# START OF Information provided
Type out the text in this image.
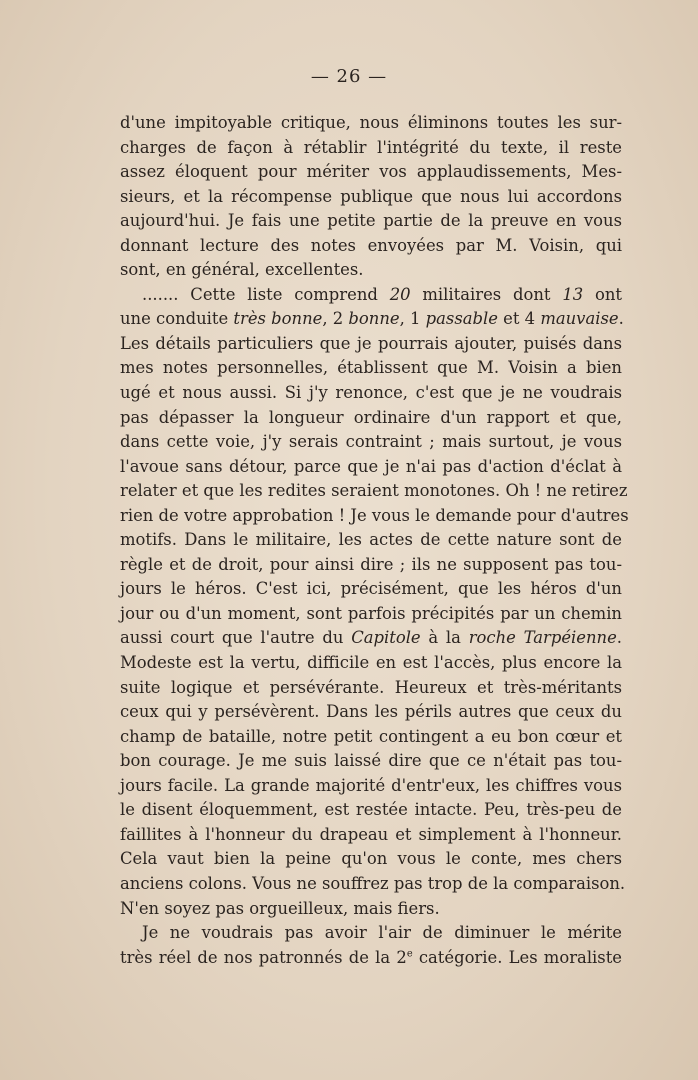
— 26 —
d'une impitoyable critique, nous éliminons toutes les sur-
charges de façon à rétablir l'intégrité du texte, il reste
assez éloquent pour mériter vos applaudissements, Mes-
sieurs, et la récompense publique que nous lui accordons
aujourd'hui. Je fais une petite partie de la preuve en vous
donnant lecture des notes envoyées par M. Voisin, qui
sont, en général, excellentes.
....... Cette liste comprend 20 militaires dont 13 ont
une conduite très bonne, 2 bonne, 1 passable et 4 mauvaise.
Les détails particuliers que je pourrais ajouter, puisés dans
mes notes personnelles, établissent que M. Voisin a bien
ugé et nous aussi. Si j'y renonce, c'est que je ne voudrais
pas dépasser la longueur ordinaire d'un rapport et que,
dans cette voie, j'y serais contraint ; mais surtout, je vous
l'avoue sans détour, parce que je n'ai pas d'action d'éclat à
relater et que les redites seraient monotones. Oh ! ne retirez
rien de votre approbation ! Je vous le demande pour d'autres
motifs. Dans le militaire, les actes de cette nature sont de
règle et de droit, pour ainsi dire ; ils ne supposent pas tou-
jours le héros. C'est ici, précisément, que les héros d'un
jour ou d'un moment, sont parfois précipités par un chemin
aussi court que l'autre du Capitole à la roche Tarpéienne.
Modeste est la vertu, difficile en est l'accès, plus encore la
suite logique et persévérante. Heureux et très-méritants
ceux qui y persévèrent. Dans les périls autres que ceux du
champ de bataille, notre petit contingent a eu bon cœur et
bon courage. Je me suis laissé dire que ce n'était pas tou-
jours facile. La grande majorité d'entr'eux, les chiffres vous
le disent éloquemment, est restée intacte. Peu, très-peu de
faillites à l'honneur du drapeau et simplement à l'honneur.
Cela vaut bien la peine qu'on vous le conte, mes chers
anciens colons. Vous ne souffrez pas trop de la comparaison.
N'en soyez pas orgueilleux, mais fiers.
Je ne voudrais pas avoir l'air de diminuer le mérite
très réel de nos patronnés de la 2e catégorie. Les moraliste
# END OF Information provided
# START OF Information provided
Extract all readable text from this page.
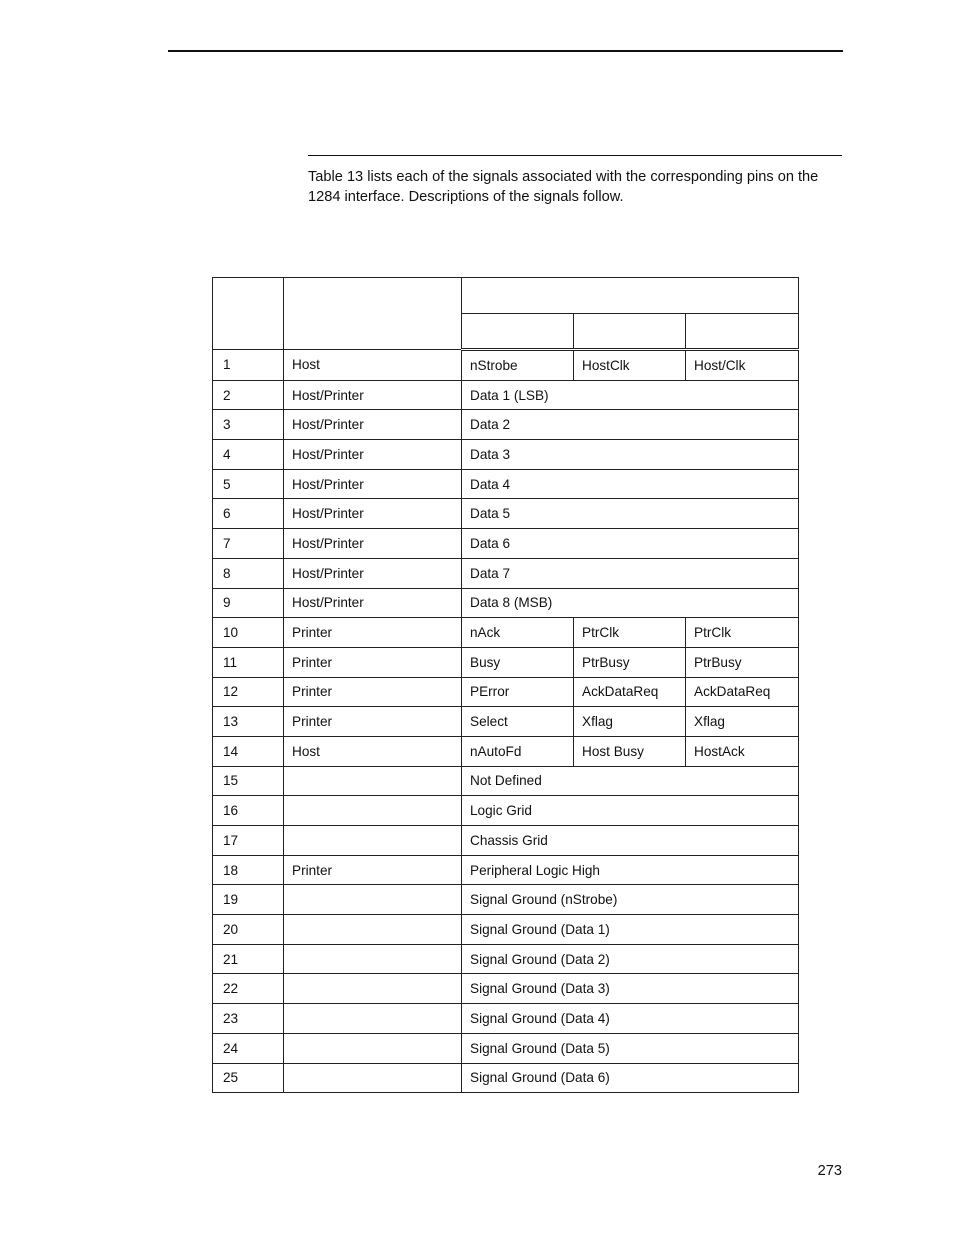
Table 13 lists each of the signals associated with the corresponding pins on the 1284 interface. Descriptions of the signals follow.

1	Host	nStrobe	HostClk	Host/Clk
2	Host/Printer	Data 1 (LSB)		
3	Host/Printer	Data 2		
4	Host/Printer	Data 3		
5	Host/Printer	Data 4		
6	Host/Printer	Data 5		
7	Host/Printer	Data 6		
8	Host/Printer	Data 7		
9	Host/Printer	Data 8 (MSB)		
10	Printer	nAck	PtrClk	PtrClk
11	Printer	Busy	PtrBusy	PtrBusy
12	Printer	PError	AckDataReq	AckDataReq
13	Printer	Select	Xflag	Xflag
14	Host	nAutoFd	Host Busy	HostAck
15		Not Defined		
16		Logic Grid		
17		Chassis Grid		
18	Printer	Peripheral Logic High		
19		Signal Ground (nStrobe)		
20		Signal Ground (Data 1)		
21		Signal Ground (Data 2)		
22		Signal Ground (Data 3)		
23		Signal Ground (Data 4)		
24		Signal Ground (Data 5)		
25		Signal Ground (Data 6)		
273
# END OF Information provided
_What you need to do_
Show each line of the listing that holds the string "très".

_Exercise answer_
une conduite très bonne, 2 bonne, 1 passable et 4 mauvaise.
suite logique et persévérante. Heureux et très-méritants
le disent éloquemment, est restée intacte. Peu, très-peu de
très réel de nos patronnés de la 2e catégorie. Les moraliste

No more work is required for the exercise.